### TASK DETAILS:
Which lines contain the string "temperature"? Please list every one of them.

┄┄┄┄┄┄

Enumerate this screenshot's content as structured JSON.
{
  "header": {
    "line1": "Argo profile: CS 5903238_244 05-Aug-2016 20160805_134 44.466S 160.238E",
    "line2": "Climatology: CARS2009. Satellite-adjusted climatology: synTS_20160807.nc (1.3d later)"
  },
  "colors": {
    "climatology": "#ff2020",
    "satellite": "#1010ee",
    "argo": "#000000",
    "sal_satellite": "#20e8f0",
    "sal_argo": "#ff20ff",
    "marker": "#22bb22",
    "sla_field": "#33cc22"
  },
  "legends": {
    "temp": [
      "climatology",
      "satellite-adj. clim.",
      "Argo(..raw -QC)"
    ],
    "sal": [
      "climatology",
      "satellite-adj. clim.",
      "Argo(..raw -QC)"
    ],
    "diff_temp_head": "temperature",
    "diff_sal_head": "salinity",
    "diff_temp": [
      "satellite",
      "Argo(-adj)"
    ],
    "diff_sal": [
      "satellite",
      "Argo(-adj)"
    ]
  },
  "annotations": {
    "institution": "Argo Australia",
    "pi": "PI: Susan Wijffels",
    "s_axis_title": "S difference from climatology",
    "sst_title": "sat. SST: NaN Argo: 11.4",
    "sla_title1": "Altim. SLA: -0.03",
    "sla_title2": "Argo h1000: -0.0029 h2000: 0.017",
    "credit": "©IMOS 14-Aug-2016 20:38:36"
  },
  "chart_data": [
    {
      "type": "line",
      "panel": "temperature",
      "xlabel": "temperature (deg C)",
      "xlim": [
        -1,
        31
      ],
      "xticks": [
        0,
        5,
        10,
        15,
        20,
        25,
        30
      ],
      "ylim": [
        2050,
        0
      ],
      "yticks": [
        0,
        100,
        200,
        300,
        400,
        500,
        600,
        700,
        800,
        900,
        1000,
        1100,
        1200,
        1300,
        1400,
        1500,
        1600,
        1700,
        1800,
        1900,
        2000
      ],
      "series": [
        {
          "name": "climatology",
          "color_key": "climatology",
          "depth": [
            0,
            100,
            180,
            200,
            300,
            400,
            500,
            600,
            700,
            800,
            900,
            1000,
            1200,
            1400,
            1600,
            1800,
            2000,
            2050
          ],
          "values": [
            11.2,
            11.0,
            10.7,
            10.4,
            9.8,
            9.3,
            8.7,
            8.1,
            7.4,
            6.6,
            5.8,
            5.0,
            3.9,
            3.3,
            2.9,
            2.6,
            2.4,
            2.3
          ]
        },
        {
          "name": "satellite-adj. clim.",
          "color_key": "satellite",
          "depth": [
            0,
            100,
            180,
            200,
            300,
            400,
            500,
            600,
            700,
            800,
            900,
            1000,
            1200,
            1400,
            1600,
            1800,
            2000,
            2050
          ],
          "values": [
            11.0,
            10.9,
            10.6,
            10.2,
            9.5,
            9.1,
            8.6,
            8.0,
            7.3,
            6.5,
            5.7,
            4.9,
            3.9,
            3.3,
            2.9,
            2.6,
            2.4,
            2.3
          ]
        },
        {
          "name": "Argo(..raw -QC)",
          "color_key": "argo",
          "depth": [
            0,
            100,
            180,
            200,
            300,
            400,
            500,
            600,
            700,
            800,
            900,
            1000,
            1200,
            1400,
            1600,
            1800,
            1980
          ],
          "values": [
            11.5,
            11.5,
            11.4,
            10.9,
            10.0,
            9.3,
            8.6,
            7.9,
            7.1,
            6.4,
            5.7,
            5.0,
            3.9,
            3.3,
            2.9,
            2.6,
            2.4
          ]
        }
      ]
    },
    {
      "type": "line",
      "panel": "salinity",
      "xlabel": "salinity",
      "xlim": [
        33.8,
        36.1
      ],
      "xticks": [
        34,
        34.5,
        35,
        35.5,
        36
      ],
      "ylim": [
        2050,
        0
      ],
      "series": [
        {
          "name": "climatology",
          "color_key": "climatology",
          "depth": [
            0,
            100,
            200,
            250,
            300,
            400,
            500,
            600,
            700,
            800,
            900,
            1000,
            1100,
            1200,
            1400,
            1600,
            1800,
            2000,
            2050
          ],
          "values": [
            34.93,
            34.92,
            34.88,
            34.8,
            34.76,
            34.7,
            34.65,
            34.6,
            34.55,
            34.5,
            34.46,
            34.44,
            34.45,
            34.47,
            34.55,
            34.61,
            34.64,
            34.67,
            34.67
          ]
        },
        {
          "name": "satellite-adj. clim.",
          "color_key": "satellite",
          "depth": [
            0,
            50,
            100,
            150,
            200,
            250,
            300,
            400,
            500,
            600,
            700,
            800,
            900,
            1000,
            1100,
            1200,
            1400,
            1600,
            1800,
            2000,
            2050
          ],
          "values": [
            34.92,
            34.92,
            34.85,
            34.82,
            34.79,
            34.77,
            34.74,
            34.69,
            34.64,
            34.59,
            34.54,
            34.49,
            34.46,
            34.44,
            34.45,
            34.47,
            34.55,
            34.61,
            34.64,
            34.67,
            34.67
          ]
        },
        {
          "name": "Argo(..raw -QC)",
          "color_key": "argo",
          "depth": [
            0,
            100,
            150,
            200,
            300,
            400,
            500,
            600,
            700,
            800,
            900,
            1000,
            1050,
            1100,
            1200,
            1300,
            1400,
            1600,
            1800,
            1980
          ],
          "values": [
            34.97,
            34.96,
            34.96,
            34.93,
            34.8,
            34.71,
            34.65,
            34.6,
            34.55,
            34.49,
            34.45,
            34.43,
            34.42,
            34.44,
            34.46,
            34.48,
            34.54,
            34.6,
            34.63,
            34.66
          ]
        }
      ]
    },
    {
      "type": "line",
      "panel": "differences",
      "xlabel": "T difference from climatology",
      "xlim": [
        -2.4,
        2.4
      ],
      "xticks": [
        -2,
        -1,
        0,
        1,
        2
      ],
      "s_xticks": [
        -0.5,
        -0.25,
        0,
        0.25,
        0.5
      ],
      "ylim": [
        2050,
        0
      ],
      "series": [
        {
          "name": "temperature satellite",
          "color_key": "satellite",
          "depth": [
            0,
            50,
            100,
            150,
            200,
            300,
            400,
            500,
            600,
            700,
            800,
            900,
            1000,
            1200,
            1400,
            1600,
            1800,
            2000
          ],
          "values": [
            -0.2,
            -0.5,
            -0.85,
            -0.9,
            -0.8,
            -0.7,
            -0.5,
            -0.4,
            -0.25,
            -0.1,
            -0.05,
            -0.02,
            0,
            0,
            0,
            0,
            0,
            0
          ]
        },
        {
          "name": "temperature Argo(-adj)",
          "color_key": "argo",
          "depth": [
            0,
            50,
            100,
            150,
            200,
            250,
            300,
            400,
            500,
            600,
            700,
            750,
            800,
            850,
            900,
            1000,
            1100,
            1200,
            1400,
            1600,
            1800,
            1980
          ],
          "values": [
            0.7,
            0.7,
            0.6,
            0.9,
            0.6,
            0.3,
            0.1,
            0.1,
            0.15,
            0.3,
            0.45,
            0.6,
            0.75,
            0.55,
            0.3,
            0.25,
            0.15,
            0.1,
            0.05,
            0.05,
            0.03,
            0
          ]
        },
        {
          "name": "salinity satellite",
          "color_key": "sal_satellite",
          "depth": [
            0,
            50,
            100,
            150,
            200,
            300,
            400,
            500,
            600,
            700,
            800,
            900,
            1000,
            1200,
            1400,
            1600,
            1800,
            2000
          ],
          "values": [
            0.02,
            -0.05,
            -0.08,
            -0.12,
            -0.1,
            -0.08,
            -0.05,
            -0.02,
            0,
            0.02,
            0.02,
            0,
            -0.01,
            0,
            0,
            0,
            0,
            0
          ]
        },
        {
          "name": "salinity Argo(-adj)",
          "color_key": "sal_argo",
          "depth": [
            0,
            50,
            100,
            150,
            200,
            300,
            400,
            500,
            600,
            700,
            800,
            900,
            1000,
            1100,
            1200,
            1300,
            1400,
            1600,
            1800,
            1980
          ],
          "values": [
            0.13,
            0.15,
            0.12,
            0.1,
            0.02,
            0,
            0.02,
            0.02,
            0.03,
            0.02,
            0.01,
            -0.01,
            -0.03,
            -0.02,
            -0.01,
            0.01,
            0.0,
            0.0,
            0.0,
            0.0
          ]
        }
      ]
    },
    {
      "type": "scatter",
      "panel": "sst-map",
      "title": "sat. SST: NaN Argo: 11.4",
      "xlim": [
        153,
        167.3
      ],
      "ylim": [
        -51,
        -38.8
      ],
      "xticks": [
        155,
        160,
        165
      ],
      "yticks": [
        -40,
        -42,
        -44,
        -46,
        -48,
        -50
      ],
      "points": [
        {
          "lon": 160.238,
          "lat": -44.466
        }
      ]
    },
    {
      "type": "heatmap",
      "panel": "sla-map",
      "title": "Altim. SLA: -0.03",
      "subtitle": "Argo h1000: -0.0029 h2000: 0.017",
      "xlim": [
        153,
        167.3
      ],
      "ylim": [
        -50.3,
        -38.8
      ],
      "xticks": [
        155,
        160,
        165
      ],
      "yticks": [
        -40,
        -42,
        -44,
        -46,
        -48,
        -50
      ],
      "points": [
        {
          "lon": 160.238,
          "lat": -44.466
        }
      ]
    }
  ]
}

┄┄┄┄┄┄

### ANSWER TO THE EXERCISE:
    "diff_temp_head": "temperature",
      "panel": "temperature",
      "xlabel": "temperature (deg C)",
          "name": "temperature satellite",
          "name": "temperature Argo(-adj)",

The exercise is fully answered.